▶ **Data to process**:
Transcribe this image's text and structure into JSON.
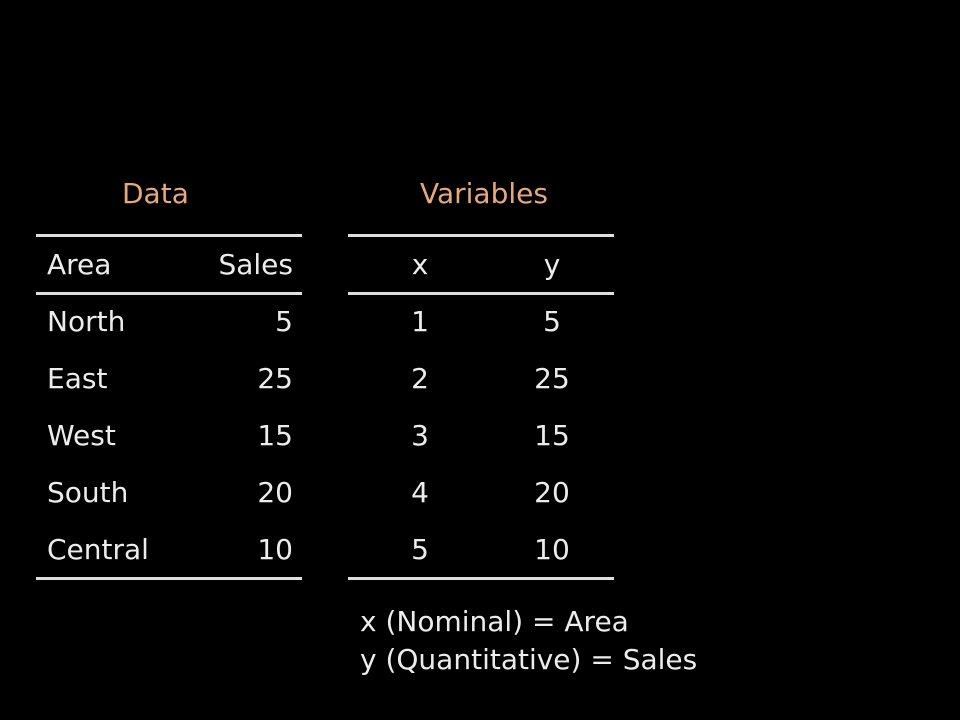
{
  "data_table": {
    "title": "Data",
    "columns": [
      "Area",
      "Sales"
    ],
    "rows": [
      {
        "area": "North",
        "sales": "5"
      },
      {
        "area": "East",
        "sales": "25"
      },
      {
        "area": "West",
        "sales": "15"
      },
      {
        "area": "South",
        "sales": "20"
      },
      {
        "area": "Central",
        "sales": "10"
      }
    ]
  },
  "variables_table": {
    "title": "Variables",
    "columns": [
      "x",
      "y"
    ],
    "rows": [
      {
        "x": "1",
        "y": "5"
      },
      {
        "x": "2",
        "y": "25"
      },
      {
        "x": "3",
        "y": "15"
      },
      {
        "x": "4",
        "y": "20"
      },
      {
        "x": "5",
        "y": "10"
      }
    ]
  },
  "notes": [
    "x (Nominal) = Area",
    "y (Quantitative) = Sales"
  ],
  "colors": {
    "background": "#000000",
    "heading": "#e7a97a",
    "text": "#ececec",
    "rule": "#dedede"
  }
}
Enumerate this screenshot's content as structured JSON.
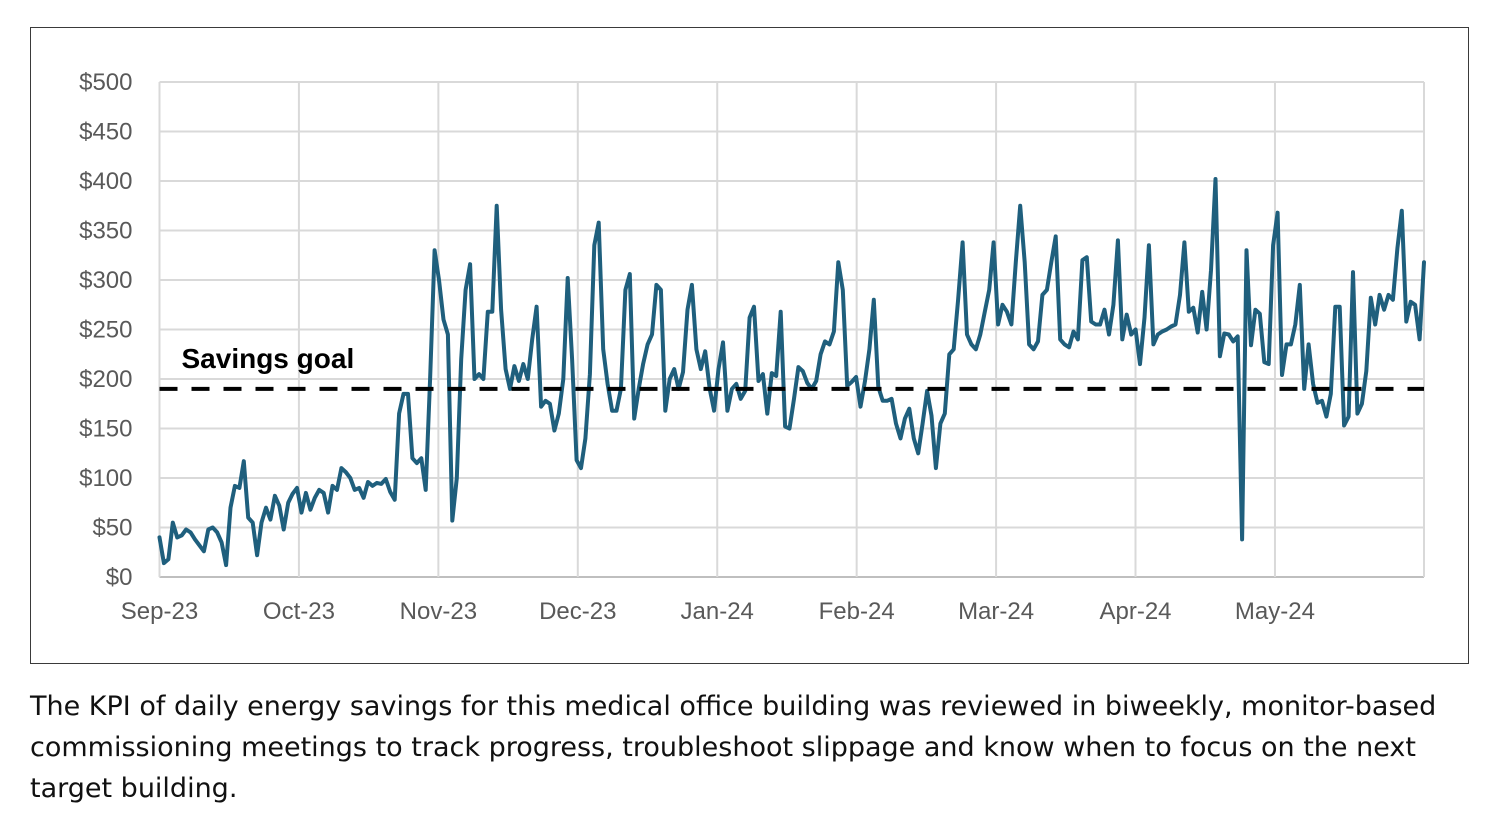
{
  "caption": "The KPI of daily energy savings for this medical office building was reviewed in biweekly, monitor-based commissioning meetings to track progress, troubleshoot slippage and know when to focus on the next target building.",
  "chart_data": {
    "type": "line",
    "title": "",
    "xlabel": "",
    "ylabel": "",
    "ylim": [
      0,
      500
    ],
    "yticks": [
      0,
      50,
      100,
      150,
      200,
      250,
      300,
      350,
      400,
      450,
      500
    ],
    "ytick_labels": [
      "$0",
      "$50",
      "$100",
      "$150",
      "$200",
      "$250",
      "$300",
      "$350",
      "$400",
      "$450",
      "$500"
    ],
    "xticks": [
      "Sep-23",
      "Oct-23",
      "Nov-23",
      "Dec-23",
      "Jan-24",
      "Feb-24",
      "Mar-24",
      "Apr-24",
      "May-24"
    ],
    "x_unit": "days since Sep-23",
    "days_span": 263,
    "grid": true,
    "line_color": "#1f5f7d",
    "goal": {
      "label": "Savings goal",
      "value": 190,
      "color": "#000000"
    },
    "series": [
      {
        "name": "Daily energy savings",
        "values": [
          40,
          14,
          18,
          55,
          40,
          42,
          48,
          45,
          38,
          32,
          26,
          48,
          50,
          45,
          35,
          12,
          70,
          92,
          90,
          117,
          60,
          55,
          22,
          55,
          70,
          58,
          82,
          72,
          48,
          75,
          84,
          90,
          65,
          85,
          68,
          80,
          88,
          85,
          65,
          92,
          88,
          110,
          106,
          100,
          88,
          90,
          80,
          96,
          92,
          95,
          94,
          99,
          86,
          78,
          165,
          185,
          185,
          120,
          115,
          120,
          88,
          200,
          330,
          300,
          260,
          245,
          57,
          100,
          220,
          290,
          316,
          200,
          205,
          200,
          268,
          268,
          375,
          270,
          210,
          190,
          213,
          198,
          215,
          200,
          240,
          273,
          172,
          178,
          175,
          148,
          165,
          200,
          302,
          220,
          118,
          110,
          140,
          205,
          335,
          358,
          230,
          195,
          168,
          168,
          190,
          290,
          306,
          160,
          190,
          215,
          235,
          245,
          295,
          290,
          168,
          200,
          210,
          190,
          207,
          270,
          295,
          230,
          210,
          228,
          190,
          168,
          210,
          237,
          168,
          190,
          195,
          180,
          188,
          262,
          273,
          198,
          205,
          165,
          206,
          203,
          268,
          152,
          150,
          180,
          212,
          208,
          196,
          190,
          198,
          225,
          238,
          235,
          248,
          318,
          290,
          193,
          197,
          202,
          172,
          198,
          230,
          280,
          192,
          178,
          178,
          180,
          155,
          140,
          160,
          170,
          140,
          125,
          155,
          188,
          163,
          110,
          155,
          165,
          225,
          230,
          280,
          338,
          245,
          235,
          230,
          245,
          268,
          290,
          338,
          255,
          275,
          268,
          255,
          318,
          375,
          318,
          235,
          230,
          238,
          285,
          290,
          318,
          344,
          240,
          235,
          232,
          248,
          240,
          320,
          323,
          258,
          255,
          255,
          270,
          245,
          275,
          340,
          240,
          265,
          245,
          250,
          215,
          262,
          335,
          235,
          245,
          248,
          250,
          253,
          255,
          285,
          338,
          268,
          272,
          247,
          288,
          250,
          310,
          402,
          223,
          246,
          245,
          238,
          243,
          38,
          330,
          234,
          270,
          266,
          217,
          215,
          335,
          368,
          204,
          235,
          235,
          255,
          295,
          190,
          235,
          195,
          176,
          178,
          162,
          185,
          273,
          273,
          153,
          162,
          308,
          165,
          175,
          208,
          282,
          255,
          285,
          270,
          285,
          280,
          332,
          370,
          258,
          278,
          275,
          240,
          318
        ]
      }
    ]
  }
}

▶ **Task instructions**: Looking at the data above, show all lines where the word "energy" occurs.

▶ **Solution for this task**:
  "caption": "The KPI of daily energy savings for this medical office building was reviewed in biweekly, monitor-based commissioning meetings to track progress, troubleshoot slippage and know when to focus on the next target building.",
        "name": "Daily energy savings",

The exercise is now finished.